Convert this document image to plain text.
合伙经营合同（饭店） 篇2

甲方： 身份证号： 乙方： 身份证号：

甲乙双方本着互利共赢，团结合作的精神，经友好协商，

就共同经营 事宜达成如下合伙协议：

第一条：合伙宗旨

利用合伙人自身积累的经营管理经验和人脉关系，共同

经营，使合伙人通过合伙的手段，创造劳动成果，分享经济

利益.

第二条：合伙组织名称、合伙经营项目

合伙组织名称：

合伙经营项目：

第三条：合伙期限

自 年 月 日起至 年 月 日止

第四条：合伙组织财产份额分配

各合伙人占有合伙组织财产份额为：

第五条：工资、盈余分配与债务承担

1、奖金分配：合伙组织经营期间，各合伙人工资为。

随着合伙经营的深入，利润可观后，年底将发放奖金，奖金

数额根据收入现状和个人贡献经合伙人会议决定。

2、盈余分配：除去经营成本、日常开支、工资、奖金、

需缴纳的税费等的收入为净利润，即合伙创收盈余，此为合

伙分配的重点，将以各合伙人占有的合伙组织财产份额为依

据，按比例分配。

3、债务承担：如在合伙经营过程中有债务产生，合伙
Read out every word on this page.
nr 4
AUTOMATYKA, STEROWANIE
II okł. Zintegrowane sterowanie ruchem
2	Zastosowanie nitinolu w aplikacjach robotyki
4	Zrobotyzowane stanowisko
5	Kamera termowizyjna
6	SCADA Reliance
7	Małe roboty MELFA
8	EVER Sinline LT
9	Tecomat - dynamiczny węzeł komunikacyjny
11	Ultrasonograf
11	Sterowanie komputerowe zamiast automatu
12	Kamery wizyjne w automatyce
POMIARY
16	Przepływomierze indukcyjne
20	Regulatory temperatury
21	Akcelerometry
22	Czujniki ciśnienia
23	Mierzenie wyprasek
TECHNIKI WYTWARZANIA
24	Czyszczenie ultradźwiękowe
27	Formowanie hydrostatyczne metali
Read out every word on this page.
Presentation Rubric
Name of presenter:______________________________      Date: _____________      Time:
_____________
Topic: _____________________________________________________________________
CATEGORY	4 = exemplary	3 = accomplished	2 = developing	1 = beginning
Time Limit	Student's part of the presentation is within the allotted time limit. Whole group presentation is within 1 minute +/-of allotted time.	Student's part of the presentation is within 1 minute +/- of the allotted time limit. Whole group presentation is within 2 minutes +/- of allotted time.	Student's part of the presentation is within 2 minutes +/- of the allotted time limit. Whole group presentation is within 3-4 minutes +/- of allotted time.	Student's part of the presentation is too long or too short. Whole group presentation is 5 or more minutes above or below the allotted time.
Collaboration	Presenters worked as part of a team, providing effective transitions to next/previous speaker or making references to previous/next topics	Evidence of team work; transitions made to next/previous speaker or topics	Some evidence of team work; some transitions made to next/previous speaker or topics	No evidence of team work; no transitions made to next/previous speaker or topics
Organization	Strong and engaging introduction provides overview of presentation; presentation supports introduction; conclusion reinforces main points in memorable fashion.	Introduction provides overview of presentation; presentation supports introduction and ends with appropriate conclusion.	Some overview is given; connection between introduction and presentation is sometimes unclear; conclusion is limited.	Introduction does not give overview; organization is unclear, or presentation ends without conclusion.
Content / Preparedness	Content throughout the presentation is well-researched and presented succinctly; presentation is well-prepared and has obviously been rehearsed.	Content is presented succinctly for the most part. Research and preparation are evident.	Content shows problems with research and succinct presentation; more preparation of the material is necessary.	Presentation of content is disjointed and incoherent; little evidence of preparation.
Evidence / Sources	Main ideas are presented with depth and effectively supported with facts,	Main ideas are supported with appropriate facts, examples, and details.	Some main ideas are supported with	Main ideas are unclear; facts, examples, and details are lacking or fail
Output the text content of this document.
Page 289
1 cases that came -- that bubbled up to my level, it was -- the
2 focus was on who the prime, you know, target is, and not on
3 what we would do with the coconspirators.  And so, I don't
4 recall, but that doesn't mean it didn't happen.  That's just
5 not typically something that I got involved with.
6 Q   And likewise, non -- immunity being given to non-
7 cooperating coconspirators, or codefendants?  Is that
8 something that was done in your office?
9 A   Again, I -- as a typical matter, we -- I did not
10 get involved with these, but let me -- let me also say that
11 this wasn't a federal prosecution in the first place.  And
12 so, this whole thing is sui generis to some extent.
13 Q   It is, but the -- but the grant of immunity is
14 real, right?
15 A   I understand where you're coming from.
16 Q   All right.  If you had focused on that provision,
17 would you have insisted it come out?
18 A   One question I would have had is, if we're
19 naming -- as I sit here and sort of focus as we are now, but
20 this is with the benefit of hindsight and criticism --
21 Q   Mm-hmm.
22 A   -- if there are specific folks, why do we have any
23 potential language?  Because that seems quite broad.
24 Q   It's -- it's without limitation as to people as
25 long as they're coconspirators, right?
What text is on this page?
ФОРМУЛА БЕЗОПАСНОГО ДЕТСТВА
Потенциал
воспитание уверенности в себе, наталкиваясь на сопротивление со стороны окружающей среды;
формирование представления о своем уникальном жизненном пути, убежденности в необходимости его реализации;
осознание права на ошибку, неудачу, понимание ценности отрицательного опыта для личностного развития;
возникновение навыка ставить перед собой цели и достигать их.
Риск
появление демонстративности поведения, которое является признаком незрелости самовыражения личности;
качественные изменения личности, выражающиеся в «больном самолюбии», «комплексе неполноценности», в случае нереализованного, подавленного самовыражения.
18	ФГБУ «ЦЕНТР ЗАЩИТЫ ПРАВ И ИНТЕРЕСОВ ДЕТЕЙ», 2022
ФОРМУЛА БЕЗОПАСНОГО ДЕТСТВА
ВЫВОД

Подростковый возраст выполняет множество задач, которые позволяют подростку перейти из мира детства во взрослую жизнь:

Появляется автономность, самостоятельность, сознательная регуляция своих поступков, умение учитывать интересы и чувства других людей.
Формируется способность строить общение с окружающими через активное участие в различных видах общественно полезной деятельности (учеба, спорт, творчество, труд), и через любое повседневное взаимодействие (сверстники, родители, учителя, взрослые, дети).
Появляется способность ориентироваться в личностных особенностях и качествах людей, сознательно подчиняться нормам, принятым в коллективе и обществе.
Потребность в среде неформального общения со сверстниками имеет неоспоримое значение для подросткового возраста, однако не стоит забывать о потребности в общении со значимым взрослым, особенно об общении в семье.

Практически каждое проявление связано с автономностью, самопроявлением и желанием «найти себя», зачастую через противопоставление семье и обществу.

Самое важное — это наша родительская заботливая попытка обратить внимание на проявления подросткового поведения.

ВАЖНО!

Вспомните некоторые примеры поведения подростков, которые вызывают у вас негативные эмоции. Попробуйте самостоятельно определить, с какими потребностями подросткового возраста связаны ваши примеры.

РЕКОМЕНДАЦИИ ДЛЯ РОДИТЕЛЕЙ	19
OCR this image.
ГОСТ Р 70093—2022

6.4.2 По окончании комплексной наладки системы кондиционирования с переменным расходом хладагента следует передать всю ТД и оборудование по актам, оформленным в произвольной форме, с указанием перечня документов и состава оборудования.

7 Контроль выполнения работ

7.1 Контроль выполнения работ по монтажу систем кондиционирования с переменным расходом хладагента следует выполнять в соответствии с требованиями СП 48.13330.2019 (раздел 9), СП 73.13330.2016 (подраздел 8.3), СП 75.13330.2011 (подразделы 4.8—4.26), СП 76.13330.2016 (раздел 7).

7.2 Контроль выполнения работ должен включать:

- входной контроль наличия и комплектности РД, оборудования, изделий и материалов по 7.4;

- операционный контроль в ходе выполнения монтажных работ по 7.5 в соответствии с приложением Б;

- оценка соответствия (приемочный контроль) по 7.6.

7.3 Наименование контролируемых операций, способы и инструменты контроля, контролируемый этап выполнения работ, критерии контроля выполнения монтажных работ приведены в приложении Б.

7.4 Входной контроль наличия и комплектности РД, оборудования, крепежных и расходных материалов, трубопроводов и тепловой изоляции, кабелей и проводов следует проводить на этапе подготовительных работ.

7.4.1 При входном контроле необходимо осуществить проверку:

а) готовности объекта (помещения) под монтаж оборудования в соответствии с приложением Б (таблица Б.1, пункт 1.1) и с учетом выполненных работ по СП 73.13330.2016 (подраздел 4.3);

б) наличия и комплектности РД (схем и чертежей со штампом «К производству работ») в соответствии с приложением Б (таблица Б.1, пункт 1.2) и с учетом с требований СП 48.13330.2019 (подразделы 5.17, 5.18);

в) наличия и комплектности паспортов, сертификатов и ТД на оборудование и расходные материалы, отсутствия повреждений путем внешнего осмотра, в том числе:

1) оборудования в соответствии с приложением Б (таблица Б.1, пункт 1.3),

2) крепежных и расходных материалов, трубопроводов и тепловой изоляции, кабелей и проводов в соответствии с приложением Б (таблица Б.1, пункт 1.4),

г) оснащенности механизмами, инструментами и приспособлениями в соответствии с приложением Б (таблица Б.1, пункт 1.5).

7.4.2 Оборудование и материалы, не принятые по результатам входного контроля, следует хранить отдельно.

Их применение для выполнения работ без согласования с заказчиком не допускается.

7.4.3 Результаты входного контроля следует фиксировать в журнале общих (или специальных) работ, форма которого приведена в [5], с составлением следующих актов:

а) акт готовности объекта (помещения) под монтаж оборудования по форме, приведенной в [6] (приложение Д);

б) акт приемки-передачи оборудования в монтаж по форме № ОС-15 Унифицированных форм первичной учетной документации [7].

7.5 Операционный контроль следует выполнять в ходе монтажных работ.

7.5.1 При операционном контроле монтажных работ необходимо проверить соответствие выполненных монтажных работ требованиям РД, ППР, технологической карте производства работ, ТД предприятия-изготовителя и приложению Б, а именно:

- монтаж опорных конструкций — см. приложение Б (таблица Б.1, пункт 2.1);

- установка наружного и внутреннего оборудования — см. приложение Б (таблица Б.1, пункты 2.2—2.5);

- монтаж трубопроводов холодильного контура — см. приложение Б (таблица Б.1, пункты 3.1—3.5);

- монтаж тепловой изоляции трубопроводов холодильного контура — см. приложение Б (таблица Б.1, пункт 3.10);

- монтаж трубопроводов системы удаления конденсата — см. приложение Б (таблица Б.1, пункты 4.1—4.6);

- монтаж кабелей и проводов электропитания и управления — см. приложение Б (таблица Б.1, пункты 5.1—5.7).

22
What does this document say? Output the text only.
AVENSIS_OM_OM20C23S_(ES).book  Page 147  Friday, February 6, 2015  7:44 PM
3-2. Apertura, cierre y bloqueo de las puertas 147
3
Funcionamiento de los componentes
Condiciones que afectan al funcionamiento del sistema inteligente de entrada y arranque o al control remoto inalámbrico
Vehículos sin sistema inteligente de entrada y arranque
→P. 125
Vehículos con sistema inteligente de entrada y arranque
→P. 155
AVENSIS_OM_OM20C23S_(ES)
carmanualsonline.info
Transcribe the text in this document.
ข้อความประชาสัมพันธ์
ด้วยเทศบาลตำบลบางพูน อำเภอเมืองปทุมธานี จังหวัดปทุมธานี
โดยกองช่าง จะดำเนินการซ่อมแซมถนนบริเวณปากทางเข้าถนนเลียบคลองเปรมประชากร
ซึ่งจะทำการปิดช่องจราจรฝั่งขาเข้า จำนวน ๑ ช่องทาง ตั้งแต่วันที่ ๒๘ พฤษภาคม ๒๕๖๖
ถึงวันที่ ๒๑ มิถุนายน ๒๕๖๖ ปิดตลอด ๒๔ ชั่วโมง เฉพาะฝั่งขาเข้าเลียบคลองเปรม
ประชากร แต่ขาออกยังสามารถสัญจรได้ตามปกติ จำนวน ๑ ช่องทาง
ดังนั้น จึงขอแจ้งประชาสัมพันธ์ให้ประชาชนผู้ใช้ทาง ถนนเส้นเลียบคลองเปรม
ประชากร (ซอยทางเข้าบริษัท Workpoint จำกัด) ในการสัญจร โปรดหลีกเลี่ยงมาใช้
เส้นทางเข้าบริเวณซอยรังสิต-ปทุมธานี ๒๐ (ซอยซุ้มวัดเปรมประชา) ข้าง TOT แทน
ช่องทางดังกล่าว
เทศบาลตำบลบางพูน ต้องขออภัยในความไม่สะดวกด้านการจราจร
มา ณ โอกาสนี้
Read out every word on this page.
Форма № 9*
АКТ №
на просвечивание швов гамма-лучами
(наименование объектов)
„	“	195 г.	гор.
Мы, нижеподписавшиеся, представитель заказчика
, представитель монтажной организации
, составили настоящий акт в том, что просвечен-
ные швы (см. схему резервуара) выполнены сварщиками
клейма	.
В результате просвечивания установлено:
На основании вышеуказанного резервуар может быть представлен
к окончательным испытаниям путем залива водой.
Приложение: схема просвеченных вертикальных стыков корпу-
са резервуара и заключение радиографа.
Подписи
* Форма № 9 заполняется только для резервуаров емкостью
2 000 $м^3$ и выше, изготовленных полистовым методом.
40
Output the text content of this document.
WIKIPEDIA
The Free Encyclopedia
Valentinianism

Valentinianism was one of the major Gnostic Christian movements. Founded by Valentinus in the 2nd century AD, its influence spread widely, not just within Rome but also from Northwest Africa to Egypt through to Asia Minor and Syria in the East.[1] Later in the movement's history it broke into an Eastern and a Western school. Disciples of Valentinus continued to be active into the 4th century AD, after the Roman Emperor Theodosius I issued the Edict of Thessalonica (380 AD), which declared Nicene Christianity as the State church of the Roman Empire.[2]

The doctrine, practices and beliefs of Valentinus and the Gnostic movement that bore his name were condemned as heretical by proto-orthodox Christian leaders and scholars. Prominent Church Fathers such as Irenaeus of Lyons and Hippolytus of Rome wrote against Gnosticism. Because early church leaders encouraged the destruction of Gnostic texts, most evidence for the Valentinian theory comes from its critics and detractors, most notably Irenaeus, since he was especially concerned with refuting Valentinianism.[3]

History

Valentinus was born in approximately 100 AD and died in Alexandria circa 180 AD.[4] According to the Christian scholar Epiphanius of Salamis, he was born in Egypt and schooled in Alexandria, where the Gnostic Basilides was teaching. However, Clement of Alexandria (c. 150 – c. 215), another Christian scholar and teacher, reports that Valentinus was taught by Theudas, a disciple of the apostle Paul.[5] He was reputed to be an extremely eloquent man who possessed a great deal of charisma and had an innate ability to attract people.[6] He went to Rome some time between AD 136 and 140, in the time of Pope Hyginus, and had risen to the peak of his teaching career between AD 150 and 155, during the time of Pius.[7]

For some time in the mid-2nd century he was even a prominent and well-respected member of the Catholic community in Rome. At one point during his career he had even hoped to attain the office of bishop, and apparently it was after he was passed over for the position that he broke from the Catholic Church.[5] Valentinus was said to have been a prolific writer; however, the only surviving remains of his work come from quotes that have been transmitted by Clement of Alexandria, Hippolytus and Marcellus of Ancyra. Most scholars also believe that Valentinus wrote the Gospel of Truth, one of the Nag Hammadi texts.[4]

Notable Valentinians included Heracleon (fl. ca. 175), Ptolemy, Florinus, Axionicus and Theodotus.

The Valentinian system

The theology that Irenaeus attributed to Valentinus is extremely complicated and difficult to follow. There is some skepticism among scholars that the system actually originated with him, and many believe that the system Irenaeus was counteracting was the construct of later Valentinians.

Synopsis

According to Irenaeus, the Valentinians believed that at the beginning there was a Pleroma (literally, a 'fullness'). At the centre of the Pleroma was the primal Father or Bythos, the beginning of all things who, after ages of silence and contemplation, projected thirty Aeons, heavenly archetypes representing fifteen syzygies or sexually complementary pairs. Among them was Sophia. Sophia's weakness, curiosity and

_Short problem_
From the material above, gather all lines that include the string "ходе" and copy them.

_Final result_
- операционный контроль в ходе выполнения монтажных работ по 7.5 в соответствии с приложением Б;
7.5 Операционный контроль следует выполнять в ходе монтажных работ.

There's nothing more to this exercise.